## Goal:
Below is a block of records; reproduce all of them exactly and leave out any pictures.

--- Given records ---

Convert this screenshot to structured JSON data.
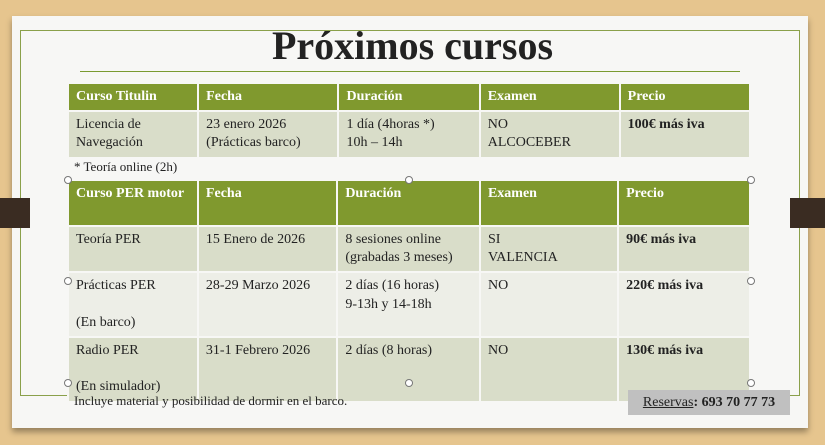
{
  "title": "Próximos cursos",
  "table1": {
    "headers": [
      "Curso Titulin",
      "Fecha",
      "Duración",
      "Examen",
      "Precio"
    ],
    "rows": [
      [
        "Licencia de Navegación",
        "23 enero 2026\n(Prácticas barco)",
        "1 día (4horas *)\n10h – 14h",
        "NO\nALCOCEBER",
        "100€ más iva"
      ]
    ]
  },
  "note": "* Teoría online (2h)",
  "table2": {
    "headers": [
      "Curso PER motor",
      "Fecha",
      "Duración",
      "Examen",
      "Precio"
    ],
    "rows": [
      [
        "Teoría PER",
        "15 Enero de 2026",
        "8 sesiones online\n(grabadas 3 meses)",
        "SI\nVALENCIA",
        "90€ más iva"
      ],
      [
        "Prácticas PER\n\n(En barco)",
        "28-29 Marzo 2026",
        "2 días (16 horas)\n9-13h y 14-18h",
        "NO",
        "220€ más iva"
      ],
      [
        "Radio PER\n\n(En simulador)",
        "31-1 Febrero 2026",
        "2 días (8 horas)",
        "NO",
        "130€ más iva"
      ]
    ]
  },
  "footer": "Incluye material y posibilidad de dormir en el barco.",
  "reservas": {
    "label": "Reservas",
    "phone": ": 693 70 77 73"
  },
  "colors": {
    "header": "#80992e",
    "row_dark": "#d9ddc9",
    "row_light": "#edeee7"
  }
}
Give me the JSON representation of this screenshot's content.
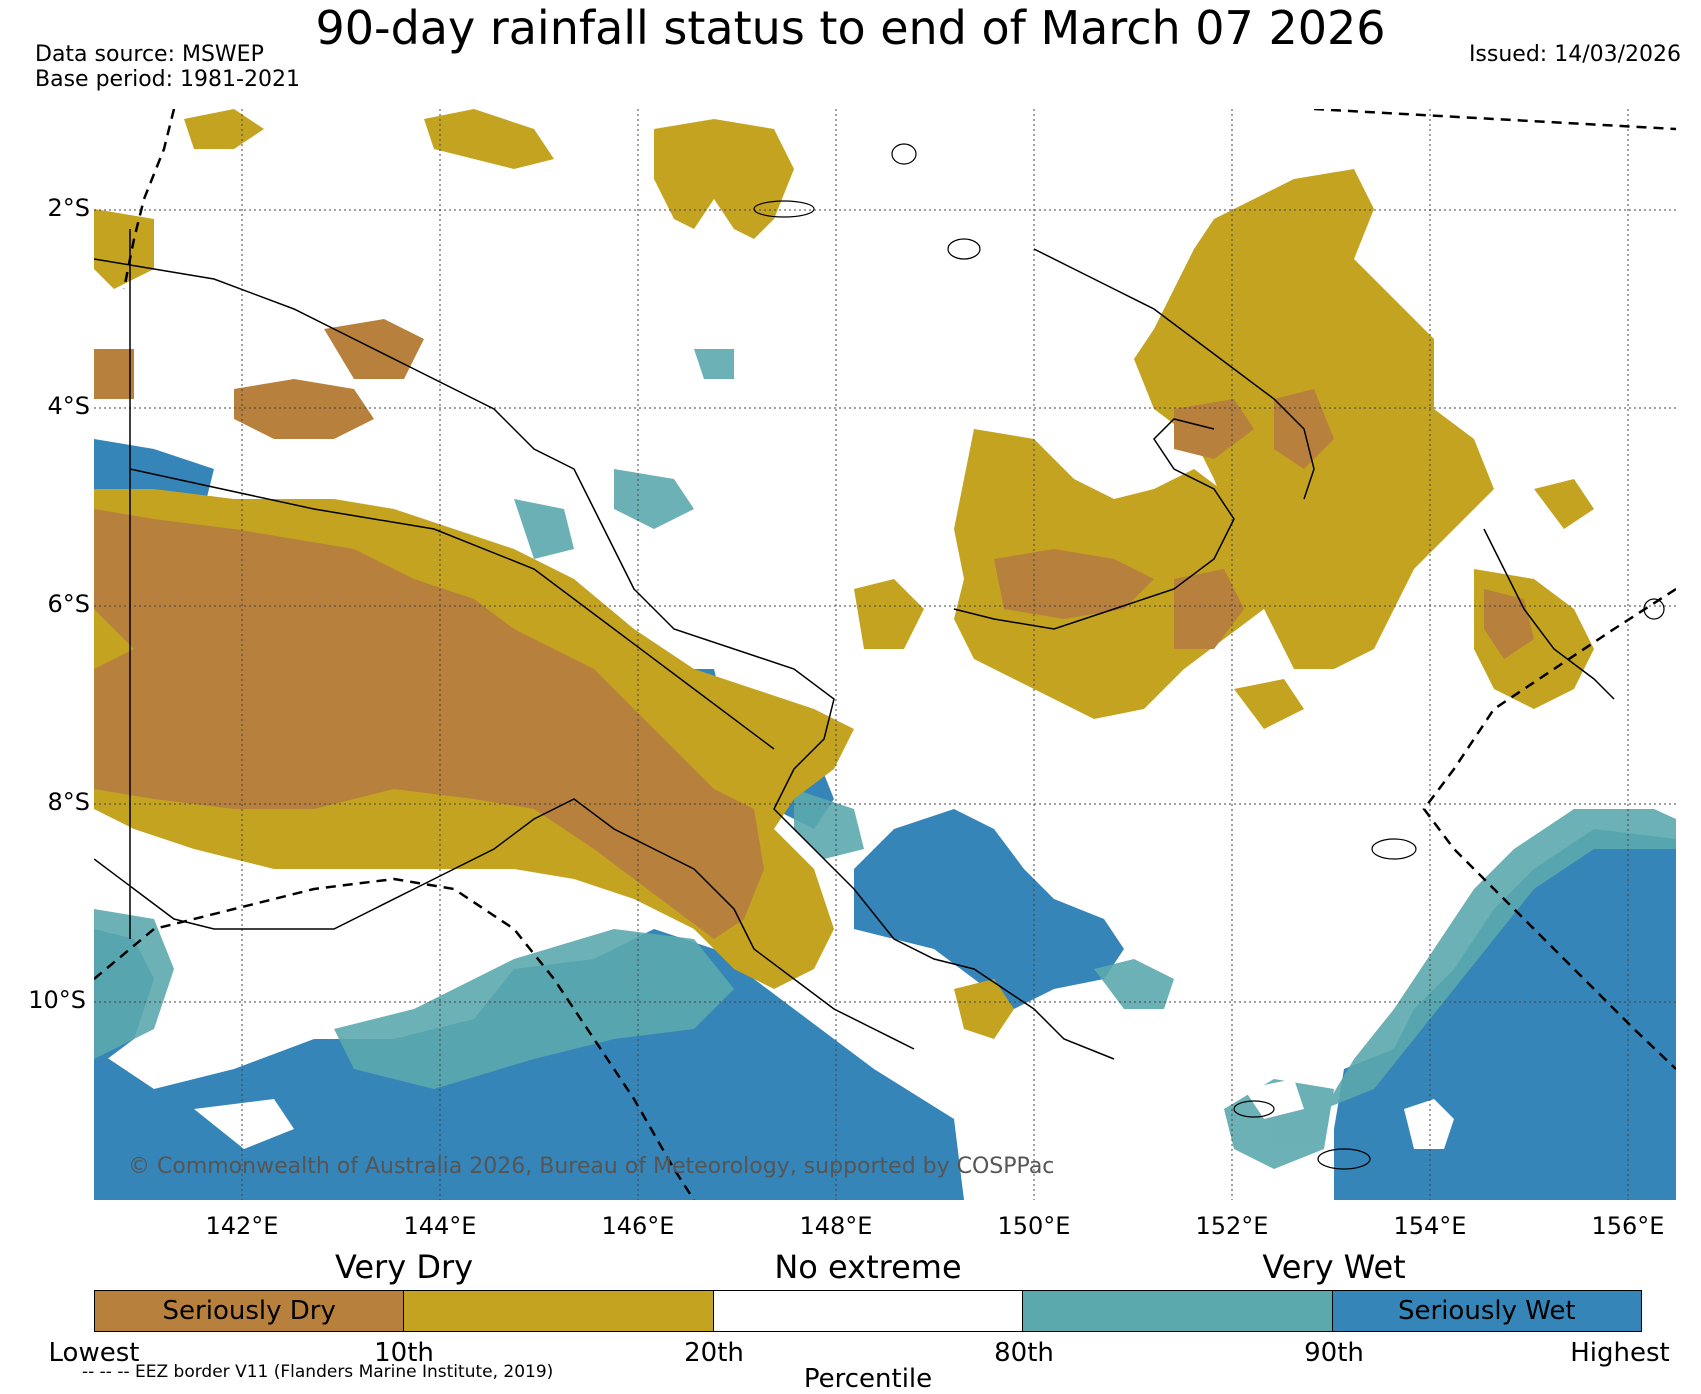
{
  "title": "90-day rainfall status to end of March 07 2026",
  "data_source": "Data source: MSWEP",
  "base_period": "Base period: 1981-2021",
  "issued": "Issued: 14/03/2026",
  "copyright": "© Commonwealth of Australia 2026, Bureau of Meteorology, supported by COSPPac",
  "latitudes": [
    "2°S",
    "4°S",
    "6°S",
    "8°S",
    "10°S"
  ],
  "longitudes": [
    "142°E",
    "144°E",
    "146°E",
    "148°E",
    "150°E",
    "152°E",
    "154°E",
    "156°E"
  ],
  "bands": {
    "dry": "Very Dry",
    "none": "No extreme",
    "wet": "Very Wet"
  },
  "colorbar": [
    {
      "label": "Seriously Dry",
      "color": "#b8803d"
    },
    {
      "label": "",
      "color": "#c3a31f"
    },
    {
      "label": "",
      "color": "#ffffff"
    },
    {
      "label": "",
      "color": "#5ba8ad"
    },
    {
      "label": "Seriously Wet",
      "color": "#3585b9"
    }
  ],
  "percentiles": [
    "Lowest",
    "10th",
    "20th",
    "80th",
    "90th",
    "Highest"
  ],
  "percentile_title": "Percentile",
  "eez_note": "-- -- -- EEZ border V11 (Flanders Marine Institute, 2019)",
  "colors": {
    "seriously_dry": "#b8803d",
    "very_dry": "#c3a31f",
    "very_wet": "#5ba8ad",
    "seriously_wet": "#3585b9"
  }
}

---

## Reply:
Convert this screenshot to structured JSON data.
{
  "title": "Próximos cursos",
  "table1": {
    "headers": [
      "Curso Titulin",
      "Fecha",
      "Duración",
      "Examen",
      "Precio"
    ],
    "rows": [
      [
        "Licencia de Navegación",
        "23 enero 2026\n(Prácticas barco)",
        "1 día (4horas *)\n10h – 14h",
        "NO\nALCOCEBER",
        "100€ más iva"
      ]
    ]
  },
  "note": "* Teoría online (2h)",
  "table2": {
    "headers": [
      "Curso PER motor",
      "Fecha",
      "Duración",
      "Examen",
      "Precio"
    ],
    "rows": [
      [
        "Teoría PER",
        "15 Enero de 2026",
        "8 sesiones online\n(grabadas 3 meses)",
        "SI\nVALENCIA",
        "90€ más iva"
      ],
      [
        "Prácticas PER\n\n(En barco)",
        "28-29 Marzo 2026",
        "2 días (16 horas)\n9-13h y 14-18h",
        "NO",
        "220€ más iva"
      ],
      [
        "Radio PER\n\n(En simulador)",
        "31-1 Febrero 2026",
        "2 días (8 horas)",
        "NO",
        "130€ más iva"
      ]
    ]
  },
  "footer": "Incluye material y posibilidad de dormir en el barco.",
  "reservas": {
    "label": "Reservas",
    "phone": ": 693 70 77 73"
  },
  "colors": {
    "header": "#80992e",
    "row_dark": "#d9ddc9",
    "row_light": "#edeee7"
  }
}
Give me the JSON representation of this screenshot's content.
{
  "title": "90-day rainfall status to end of March 07 2026",
  "data_source": "Data source: MSWEP",
  "base_period": "Base period: 1981-2021",
  "issued": "Issued: 14/03/2026",
  "copyright": "© Commonwealth of Australia 2026, Bureau of Meteorology, supported by COSPPac",
  "latitudes": [
    "2°S",
    "4°S",
    "6°S",
    "8°S",
    "10°S"
  ],
  "longitudes": [
    "142°E",
    "144°E",
    "146°E",
    "148°E",
    "150°E",
    "152°E",
    "154°E",
    "156°E"
  ],
  "bands": {
    "dry": "Very Dry",
    "none": "No extreme",
    "wet": "Very Wet"
  },
  "colorbar": [
    {
      "label": "Seriously Dry",
      "color": "#b8803d"
    },
    {
      "label": "",
      "color": "#c3a31f"
    },
    {
      "label": "",
      "color": "#ffffff"
    },
    {
      "label": "",
      "color": "#5ba8ad"
    },
    {
      "label": "Seriously Wet",
      "color": "#3585b9"
    }
  ],
  "percentiles": [
    "Lowest",
    "10th",
    "20th",
    "80th",
    "90th",
    "Highest"
  ],
  "percentile_title": "Percentile",
  "eez_note": "-- -- -- EEZ border V11 (Flanders Marine Institute, 2019)",
  "colors": {
    "seriously_dry": "#b8803d",
    "very_dry": "#c3a31f",
    "very_wet": "#5ba8ad",
    "seriously_wet": "#3585b9"
  }
}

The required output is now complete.